Write out all the entries word for word and omit any pictures.

*Collected data*
__________
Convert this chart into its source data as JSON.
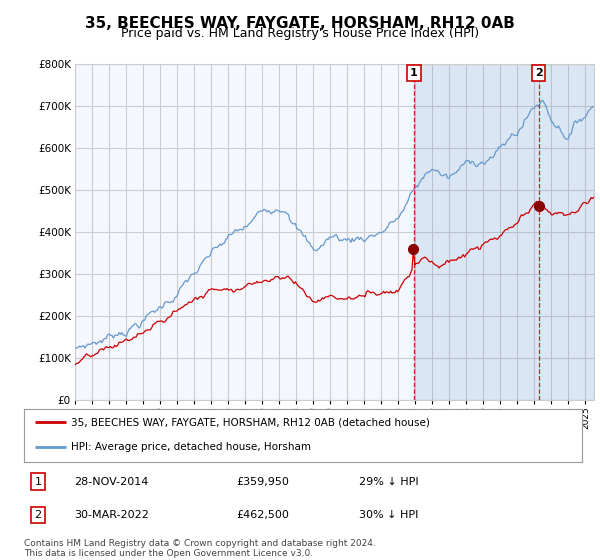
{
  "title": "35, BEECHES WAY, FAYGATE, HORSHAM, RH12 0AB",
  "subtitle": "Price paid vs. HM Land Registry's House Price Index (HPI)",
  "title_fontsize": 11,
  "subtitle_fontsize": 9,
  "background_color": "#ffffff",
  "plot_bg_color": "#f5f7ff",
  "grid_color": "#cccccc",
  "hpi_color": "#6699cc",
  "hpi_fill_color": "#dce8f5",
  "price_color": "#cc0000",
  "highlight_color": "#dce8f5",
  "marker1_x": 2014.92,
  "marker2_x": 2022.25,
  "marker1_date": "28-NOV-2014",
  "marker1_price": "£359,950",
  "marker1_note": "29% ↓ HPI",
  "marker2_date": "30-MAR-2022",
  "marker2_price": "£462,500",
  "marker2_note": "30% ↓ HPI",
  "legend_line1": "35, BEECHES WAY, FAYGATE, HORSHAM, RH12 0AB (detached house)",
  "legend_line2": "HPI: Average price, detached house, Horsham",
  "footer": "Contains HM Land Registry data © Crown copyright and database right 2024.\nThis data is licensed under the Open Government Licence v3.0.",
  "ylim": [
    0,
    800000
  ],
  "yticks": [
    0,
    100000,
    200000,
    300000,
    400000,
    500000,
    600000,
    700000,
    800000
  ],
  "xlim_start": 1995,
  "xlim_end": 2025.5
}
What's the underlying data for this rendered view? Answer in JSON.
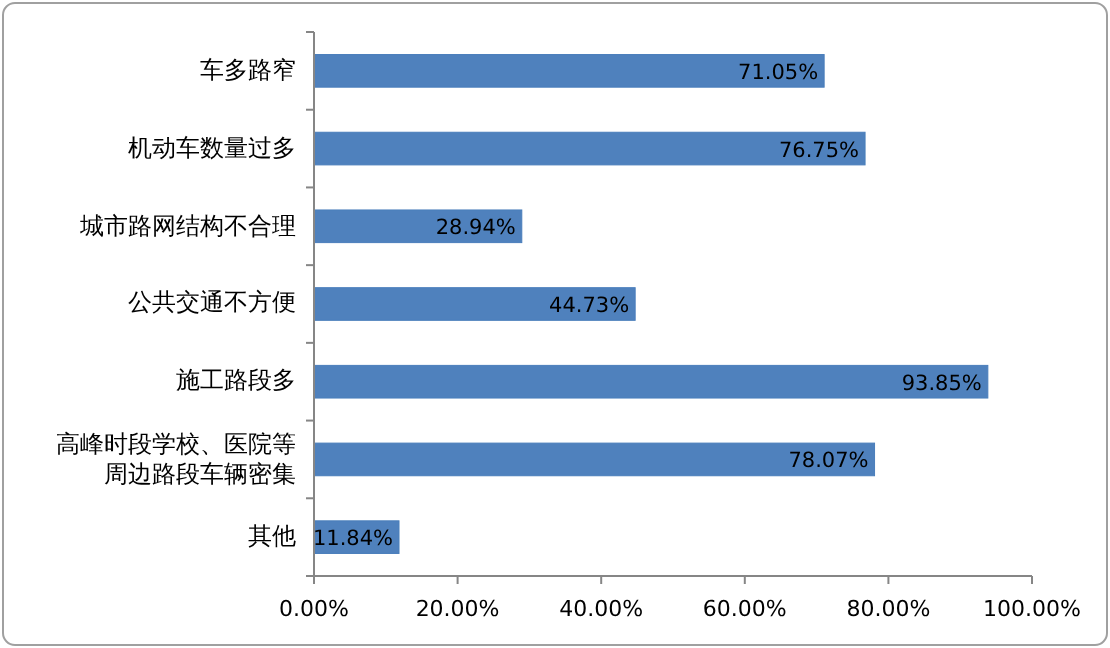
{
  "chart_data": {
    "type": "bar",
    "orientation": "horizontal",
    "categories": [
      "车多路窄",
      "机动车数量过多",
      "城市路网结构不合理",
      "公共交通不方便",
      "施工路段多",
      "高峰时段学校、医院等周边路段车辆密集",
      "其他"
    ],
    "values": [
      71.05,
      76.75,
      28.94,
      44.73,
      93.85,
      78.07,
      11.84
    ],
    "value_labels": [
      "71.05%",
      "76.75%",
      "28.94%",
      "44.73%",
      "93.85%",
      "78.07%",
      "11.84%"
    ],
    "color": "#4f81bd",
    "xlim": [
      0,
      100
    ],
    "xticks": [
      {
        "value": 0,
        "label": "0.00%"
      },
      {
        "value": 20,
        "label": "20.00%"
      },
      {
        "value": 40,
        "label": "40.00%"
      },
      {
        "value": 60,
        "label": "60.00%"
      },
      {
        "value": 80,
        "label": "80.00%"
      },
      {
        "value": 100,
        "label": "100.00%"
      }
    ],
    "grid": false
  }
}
__________
*Task solution*
Convert this chart into its source data as JSON.
{
  "title": "35, BEECHES WAY, FAYGATE, HORSHAM, RH12 0AB",
  "subtitle": "Price paid vs. HM Land Registry's House Price Index (HPI)",
  "title_fontsize": 11,
  "subtitle_fontsize": 9,
  "background_color": "#ffffff",
  "plot_bg_color": "#f5f7ff",
  "grid_color": "#cccccc",
  "hpi_color": "#6699cc",
  "hpi_fill_color": "#dce8f5",
  "price_color": "#cc0000",
  "highlight_color": "#dce8f5",
  "marker1_x": 2014.92,
  "marker2_x": 2022.25,
  "marker1_date": "28-NOV-2014",
  "marker1_price": "£359,950",
  "marker1_note": "29% ↓ HPI",
  "marker2_date": "30-MAR-2022",
  "marker2_price": "£462,500",
  "marker2_note": "30% ↓ HPI",
  "legend_line1": "35, BEECHES WAY, FAYGATE, HORSHAM, RH12 0AB (detached house)",
  "legend_line2": "HPI: Average price, detached house, Horsham",
  "footer": "Contains HM Land Registry data © Crown copyright and database right 2024.\nThis data is licensed under the Open Government Licence v3.0.",
  "ylim": [
    0,
    800000
  ],
  "yticks": [
    0,
    100000,
    200000,
    300000,
    400000,
    500000,
    600000,
    700000,
    800000
  ],
  "xlim_start": 1995,
  "xlim_end": 2025.5
}
What's the underlying data for this rendered view? Answer in JSON.
{
  "chart_data": {
    "type": "bar",
    "orientation": "horizontal",
    "categories": [
      "车多路窄",
      "机动车数量过多",
      "城市路网结构不合理",
      "公共交通不方便",
      "施工路段多",
      "高峰时段学校、医院等周边路段车辆密集",
      "其他"
    ],
    "values": [
      71.05,
      76.75,
      28.94,
      44.73,
      93.85,
      78.07,
      11.84
    ],
    "value_labels": [
      "71.05%",
      "76.75%",
      "28.94%",
      "44.73%",
      "93.85%",
      "78.07%",
      "11.84%"
    ],
    "color": "#4f81bd",
    "xlim": [
      0,
      100
    ],
    "xticks": [
      {
        "value": 0,
        "label": "0.00%"
      },
      {
        "value": 20,
        "label": "20.00%"
      },
      {
        "value": 40,
        "label": "40.00%"
      },
      {
        "value": 60,
        "label": "60.00%"
      },
      {
        "value": 80,
        "label": "80.00%"
      },
      {
        "value": 100,
        "label": "100.00%"
      }
    ],
    "grid": false
  }
}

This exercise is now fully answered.